In a feat of miniaturization, researchers have engineered a fluorescence microscope that is three inches long, weighs less than an ounce, and sits perched on a rat's head. Fritjof Helmchen, Winfried Denk, and colleagues at Bell Laboratories in Murray Hill, New Jersey, report in tomorrow's Neuron that their camera can image cortical neurons with subcellular resolution in freely moving animals.
Previous research has used similar technology to visualize blood vessels, neuronal dendrites-even amyloid deposition-in anesthetized mice that were mounted onto a fixed two-or multiphoton microscope (Svoboda et al., 1999; Kimchi et al., 2001). This work pushes the technological envelope by fitting all the necessary technology into a tiny device that awake, behaving rats can carry around while moving about the cage.
Dubbed fiberscope, the device is tethered to a pulsed laser by an optical fiber that carries both the excitation light to the brain and the output signal back to a computer housing control panels and imaging software. Attached surgically to the rat's head, the fiberscope has a tiny, motor-driven objective that focuses the incoming light into the neocortex and a fiber tip that scans the imaged area by a resonance vibration mechanism.

DATA EXCERPTS ::
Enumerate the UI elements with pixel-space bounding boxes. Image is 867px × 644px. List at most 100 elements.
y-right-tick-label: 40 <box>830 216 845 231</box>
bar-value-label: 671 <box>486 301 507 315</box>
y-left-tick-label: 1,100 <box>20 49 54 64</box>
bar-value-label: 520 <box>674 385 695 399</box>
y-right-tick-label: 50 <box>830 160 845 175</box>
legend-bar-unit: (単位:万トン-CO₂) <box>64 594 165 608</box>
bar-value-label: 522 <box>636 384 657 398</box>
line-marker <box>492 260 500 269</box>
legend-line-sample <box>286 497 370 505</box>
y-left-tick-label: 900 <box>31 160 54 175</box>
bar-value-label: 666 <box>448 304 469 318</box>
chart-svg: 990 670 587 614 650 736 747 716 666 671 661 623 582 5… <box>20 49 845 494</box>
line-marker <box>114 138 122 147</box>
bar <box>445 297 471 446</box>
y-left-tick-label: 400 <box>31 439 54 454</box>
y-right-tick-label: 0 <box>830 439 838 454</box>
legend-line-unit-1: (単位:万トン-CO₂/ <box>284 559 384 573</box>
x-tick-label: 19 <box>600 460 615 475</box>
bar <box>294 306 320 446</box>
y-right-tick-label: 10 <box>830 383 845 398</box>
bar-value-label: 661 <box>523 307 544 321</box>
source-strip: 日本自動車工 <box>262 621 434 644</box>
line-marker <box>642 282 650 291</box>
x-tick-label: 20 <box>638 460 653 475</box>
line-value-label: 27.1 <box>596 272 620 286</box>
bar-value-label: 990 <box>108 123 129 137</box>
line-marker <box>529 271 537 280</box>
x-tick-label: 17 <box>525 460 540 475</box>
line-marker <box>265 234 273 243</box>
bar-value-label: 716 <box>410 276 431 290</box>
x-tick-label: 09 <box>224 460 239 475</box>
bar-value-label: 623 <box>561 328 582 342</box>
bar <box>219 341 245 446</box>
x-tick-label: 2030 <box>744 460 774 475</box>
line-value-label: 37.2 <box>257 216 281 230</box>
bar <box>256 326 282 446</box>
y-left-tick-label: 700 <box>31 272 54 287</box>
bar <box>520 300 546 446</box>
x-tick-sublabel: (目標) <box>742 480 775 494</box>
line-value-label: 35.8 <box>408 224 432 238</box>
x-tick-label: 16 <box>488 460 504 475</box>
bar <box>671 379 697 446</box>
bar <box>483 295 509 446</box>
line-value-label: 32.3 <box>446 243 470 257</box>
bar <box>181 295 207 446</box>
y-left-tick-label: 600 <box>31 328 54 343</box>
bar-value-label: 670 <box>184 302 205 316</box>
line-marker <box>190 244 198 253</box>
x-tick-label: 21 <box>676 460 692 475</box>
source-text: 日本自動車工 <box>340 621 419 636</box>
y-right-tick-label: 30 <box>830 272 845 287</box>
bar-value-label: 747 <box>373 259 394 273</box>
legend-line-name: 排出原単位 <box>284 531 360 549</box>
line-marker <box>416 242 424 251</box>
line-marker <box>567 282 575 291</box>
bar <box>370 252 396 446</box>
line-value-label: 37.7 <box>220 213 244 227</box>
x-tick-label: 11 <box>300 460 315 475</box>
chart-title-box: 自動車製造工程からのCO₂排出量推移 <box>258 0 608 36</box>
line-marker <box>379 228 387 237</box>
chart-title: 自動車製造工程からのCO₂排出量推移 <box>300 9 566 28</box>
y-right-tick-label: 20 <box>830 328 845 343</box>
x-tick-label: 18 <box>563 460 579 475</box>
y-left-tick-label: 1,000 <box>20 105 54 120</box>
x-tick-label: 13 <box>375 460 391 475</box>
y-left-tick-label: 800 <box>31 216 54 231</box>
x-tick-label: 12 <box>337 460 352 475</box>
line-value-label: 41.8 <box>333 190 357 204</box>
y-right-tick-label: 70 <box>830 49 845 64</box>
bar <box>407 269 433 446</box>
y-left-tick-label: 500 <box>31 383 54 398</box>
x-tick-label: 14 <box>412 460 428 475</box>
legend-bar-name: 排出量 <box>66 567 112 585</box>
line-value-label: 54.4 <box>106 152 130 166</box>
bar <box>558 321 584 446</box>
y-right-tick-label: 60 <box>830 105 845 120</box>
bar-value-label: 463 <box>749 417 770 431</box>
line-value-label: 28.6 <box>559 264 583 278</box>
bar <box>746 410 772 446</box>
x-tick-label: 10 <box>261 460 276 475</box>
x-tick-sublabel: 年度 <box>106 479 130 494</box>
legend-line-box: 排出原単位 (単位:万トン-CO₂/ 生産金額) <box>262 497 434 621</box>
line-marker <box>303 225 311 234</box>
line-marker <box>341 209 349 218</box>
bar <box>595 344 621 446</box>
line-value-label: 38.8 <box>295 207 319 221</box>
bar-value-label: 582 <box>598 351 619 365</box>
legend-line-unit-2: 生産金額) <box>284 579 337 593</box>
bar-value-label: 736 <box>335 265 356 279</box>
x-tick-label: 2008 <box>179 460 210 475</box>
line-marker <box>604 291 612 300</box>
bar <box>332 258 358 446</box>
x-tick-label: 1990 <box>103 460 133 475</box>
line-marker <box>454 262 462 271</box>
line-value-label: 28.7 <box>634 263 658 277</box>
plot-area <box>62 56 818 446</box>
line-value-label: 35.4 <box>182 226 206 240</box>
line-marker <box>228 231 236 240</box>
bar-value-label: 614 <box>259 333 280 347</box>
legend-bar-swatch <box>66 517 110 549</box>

TASK SET ::
a) Reproduce the stretch of the article on the head-mounted rat microscope from "Previous research has" through "about the cage.", word for word.
b) In the article on the head-mounted rat microscope, what is the fiberscope tethered to, and by what?
c) Carry on the article about the head-mounted rat microscope from its last sentence.

RESPONSES TO THE EXERCISE ::
a)
Previous research has used similar technology to visualize blood vessels, neuronal dendrites-even amyloid deposition-in anesthetized mice that were mounted onto a fixed two-or multiphoton microscope (Svoboda et al., 1999; Kimchi et al., 2001). This work pushes the technological envelope by fitting all the necessary technology into a tiny device that awake, behaving rats can carry around while moving about the cage.

b) A pulsed laser, by an optical fiber.

c)
The fiberscope can image blood vessels, capillaries, blood cell movements, and dendrites, though its depth penetration and resolution cannot yet match that of the fixed two-photon microscope, the authors report. The image remained stable while the rats rested and chewed, and fairly stable while they turned and walked steadily. Sudden jerks of the head, however, disturbed the image for a while before it stabilized again.
The present prototype fiberscope should be improved, the scientists write, by making it even smaller so a mouse can carry it. Moreover, the technology currently is limited by the need to label individual neurons with micropipettes and then having to search for those dye-filled cells. It will soon be possible, however, to label populations of cells with genetically encoded functional probes expressing green fluorescent protein, the authors write.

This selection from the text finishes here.